(Stated task): For every line in the records that has the word "office", make a copy.

# Start of Information supplied

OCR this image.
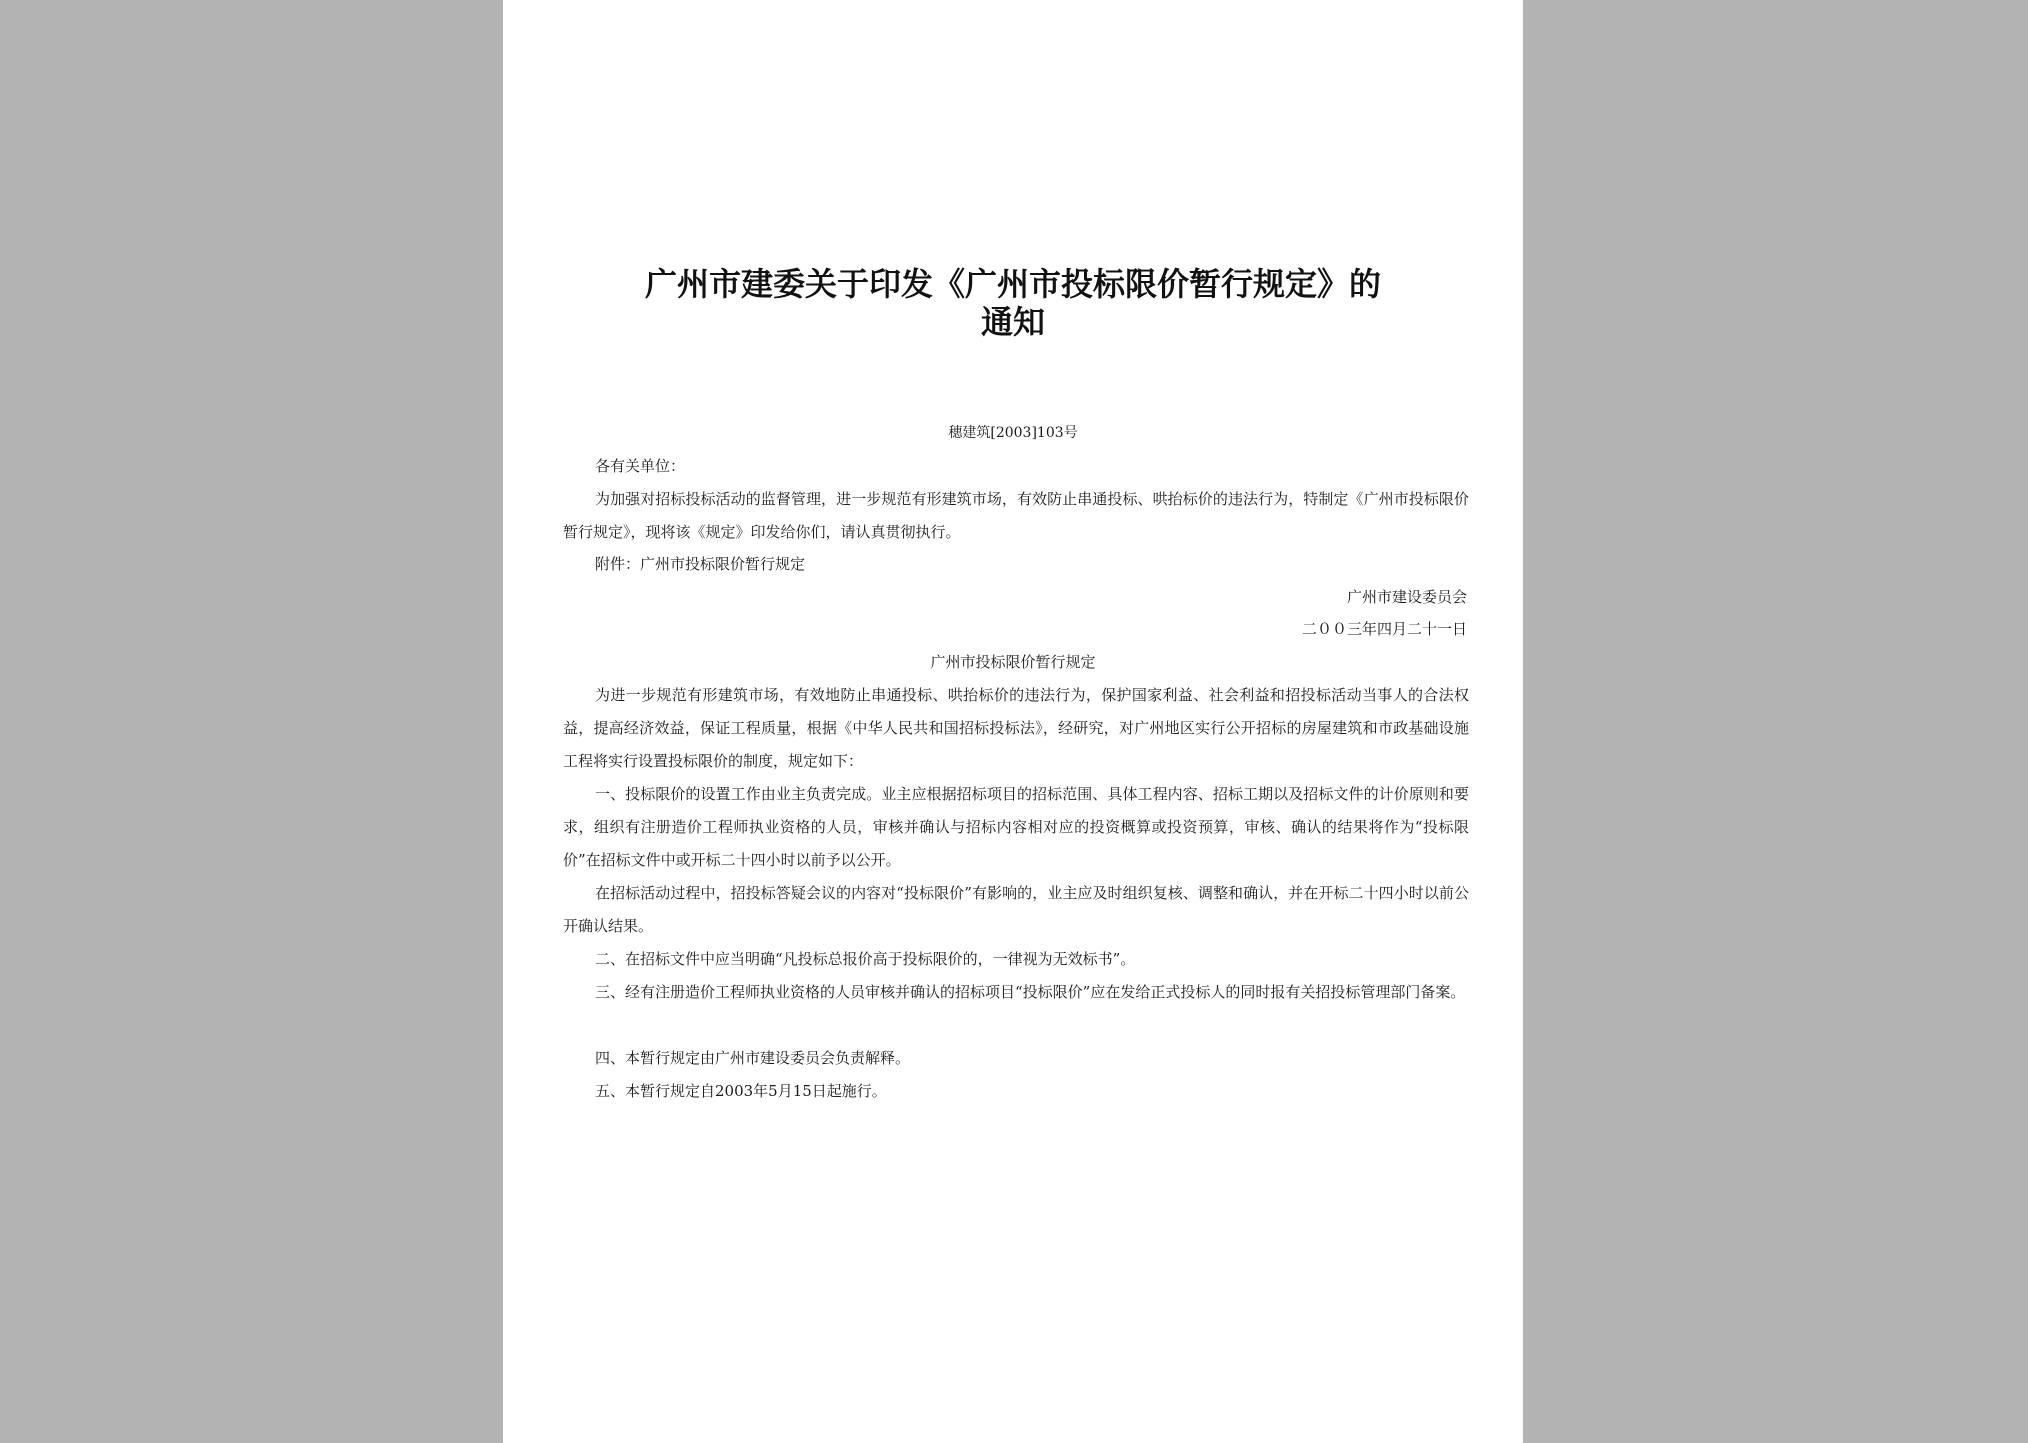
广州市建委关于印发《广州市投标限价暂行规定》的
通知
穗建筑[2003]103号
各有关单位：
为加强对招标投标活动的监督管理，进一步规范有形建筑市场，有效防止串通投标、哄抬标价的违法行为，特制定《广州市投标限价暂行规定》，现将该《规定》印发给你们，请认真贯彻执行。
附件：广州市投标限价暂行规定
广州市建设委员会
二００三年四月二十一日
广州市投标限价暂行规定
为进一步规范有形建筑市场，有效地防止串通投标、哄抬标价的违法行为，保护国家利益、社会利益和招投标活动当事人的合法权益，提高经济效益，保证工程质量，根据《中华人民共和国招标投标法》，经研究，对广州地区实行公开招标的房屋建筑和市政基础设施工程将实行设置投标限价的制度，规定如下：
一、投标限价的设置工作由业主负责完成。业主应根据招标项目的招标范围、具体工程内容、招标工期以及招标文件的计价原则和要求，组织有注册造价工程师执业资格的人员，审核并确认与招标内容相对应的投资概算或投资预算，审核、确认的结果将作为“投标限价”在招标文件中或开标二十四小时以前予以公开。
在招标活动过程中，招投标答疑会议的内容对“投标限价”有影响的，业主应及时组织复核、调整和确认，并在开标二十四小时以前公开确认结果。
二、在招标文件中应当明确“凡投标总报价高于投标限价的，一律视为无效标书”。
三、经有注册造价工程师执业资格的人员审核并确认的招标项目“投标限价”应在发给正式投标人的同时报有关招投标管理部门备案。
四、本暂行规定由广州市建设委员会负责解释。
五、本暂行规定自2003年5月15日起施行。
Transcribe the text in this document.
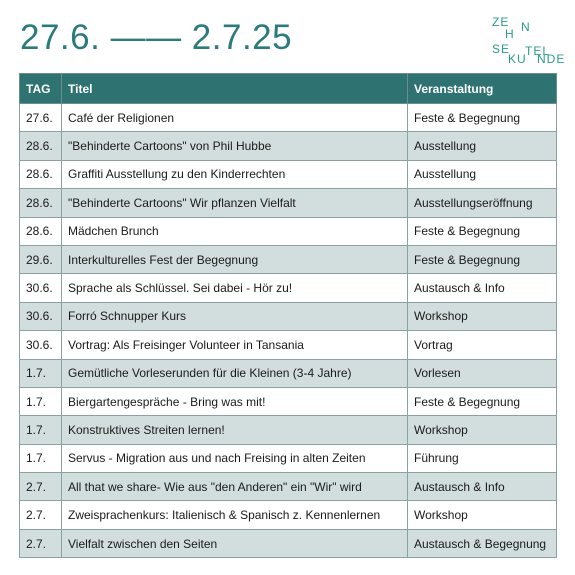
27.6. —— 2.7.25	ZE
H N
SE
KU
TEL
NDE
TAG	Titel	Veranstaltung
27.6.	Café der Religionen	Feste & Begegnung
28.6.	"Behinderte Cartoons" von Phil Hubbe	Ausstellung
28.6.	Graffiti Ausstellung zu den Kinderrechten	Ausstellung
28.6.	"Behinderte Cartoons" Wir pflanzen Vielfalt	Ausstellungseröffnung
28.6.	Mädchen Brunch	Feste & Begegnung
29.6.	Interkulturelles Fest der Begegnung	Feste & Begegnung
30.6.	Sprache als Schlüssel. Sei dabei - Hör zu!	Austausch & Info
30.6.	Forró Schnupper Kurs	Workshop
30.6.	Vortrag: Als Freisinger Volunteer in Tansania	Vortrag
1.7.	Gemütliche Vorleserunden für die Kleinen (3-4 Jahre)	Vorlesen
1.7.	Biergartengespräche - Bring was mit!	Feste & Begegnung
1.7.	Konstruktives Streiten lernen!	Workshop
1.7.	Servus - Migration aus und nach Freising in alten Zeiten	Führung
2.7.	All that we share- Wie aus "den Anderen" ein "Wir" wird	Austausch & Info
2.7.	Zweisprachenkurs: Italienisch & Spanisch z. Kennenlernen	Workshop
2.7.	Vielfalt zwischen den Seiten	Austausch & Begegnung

# End of Information supplied
# Start of Information supplied

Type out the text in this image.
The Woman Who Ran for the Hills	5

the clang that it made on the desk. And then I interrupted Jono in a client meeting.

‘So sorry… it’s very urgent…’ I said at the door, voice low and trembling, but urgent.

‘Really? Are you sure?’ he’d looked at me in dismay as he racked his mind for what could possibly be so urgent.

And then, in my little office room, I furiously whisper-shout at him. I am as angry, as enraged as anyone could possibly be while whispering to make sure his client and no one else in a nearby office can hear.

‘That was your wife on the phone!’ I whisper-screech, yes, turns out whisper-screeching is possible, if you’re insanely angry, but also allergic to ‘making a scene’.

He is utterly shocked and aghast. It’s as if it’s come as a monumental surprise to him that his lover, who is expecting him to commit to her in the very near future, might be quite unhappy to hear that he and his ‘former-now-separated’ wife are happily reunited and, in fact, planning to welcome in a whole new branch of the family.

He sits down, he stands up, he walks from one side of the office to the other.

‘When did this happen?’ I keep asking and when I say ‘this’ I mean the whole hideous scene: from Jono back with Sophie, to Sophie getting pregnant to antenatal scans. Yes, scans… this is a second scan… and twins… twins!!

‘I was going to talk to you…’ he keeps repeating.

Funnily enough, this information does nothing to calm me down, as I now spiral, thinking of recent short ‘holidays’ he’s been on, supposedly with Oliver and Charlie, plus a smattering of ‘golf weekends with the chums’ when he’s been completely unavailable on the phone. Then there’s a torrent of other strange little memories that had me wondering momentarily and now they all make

# End of Information supplied

(Task output):
And then, in my little office room, I furiously whisper-shout at him. I am as angry, as enraged as anyone could possibly be while whispering to make sure his client and no one else in a nearby office can hear.
He sits down, he stands up, he walks from one side of the office to the other.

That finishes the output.